**What is asked**
Among the lines below, list those containing the string "screenshot".

**Record list**
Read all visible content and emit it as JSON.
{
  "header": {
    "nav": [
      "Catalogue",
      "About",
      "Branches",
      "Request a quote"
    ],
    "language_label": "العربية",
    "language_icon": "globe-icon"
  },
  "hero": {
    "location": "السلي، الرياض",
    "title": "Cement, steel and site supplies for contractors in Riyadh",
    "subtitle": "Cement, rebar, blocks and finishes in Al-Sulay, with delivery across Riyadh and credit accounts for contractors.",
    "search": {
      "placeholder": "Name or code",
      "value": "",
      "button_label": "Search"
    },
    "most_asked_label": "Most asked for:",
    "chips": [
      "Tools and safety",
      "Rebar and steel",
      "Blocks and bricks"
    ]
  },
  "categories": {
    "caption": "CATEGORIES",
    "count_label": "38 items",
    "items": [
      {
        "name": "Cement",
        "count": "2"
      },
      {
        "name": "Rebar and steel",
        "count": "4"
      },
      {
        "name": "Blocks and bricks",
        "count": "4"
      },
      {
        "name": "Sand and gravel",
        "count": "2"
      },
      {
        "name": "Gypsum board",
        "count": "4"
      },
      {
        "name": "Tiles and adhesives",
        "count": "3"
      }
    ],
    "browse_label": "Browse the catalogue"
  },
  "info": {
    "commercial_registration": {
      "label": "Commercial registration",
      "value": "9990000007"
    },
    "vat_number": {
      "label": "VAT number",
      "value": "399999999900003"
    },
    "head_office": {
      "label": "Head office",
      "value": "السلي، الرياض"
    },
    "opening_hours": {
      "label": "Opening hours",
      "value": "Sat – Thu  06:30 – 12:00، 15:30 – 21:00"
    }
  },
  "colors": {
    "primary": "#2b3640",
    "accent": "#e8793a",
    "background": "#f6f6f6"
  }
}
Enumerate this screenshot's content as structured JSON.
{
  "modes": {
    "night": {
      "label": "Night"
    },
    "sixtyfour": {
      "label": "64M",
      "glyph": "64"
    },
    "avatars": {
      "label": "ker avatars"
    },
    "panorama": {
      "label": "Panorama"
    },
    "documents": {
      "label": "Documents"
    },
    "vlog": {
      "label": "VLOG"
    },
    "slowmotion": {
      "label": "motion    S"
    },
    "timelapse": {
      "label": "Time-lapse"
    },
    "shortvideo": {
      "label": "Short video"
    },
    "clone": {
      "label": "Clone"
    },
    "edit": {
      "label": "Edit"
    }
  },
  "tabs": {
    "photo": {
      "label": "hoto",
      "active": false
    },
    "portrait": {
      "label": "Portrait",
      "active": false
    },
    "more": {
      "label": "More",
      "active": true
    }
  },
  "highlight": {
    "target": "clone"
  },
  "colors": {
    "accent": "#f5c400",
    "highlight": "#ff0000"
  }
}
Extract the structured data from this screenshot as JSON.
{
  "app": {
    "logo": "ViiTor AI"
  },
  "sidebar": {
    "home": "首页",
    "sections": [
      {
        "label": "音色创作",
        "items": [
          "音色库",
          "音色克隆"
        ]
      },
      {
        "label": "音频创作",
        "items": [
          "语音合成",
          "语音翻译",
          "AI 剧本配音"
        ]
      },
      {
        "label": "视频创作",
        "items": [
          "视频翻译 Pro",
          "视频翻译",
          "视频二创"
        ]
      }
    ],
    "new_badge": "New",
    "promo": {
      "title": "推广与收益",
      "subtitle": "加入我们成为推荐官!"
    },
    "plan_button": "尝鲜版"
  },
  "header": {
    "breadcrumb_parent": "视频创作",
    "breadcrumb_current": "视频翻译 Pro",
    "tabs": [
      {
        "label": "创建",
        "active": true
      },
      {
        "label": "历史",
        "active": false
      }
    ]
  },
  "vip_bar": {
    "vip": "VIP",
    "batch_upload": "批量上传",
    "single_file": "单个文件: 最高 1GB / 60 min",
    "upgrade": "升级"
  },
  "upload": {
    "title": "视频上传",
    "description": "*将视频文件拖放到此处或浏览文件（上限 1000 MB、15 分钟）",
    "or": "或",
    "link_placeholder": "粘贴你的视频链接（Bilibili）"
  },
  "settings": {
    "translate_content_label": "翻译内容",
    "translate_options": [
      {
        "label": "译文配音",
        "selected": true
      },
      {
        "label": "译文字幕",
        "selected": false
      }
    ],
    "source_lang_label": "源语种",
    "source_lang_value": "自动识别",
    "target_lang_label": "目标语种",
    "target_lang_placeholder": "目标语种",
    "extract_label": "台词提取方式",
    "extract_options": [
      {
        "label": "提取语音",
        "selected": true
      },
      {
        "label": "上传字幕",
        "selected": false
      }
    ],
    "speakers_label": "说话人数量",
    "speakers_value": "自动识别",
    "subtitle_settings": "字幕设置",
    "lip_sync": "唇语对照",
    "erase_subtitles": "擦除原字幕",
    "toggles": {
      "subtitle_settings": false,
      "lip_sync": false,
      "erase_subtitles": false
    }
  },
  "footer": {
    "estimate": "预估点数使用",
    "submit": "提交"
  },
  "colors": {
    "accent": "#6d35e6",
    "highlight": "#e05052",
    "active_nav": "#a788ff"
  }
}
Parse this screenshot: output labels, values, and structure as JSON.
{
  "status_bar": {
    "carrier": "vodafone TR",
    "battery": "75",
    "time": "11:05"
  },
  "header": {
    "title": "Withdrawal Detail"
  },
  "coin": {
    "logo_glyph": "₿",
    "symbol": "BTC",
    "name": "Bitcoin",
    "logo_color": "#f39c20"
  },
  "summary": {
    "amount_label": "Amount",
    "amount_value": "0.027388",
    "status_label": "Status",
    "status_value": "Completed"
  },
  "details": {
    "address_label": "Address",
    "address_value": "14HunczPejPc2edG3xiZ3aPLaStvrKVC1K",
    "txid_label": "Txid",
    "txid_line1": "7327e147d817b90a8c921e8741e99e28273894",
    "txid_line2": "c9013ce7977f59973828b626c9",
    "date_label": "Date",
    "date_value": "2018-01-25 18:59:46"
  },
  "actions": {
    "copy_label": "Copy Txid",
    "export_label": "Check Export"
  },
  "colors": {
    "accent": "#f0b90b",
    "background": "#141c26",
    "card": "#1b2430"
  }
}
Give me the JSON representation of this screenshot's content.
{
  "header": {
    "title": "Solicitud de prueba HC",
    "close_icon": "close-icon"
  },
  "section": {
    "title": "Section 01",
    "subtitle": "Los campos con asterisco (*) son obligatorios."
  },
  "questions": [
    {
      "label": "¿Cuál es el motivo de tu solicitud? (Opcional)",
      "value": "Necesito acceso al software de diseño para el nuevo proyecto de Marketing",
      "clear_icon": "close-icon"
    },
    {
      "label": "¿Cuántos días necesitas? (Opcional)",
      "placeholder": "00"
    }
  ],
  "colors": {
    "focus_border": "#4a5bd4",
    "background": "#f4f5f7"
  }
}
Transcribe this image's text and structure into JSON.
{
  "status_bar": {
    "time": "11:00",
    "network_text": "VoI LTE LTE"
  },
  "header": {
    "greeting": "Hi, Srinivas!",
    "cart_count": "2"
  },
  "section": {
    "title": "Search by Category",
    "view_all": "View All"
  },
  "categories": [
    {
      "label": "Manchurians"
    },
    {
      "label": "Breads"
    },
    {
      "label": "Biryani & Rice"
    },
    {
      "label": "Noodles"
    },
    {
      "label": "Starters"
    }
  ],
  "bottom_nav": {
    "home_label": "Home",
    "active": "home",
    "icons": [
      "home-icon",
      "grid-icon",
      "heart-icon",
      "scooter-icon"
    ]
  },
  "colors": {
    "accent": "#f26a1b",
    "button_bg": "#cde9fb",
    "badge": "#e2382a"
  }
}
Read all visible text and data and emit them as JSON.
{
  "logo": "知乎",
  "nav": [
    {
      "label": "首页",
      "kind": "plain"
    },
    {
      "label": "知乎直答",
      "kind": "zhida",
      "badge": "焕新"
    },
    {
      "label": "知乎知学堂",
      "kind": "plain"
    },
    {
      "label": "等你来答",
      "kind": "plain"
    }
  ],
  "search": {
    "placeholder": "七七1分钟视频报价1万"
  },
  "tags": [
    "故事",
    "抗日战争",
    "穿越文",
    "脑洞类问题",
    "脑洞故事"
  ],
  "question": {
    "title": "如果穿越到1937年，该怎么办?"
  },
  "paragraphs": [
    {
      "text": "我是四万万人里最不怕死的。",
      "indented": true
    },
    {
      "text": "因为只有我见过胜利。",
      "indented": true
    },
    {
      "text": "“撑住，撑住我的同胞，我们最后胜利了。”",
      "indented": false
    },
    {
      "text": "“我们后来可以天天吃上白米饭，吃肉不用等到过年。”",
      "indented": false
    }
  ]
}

**Answer to the exercise**
Enumerate this screenshot's content as structured JSON.
Extract the structured data from this screenshot as JSON.
Parse this screenshot: output labels, values, and structure as JSON.
Give me the JSON representation of this screenshot's content.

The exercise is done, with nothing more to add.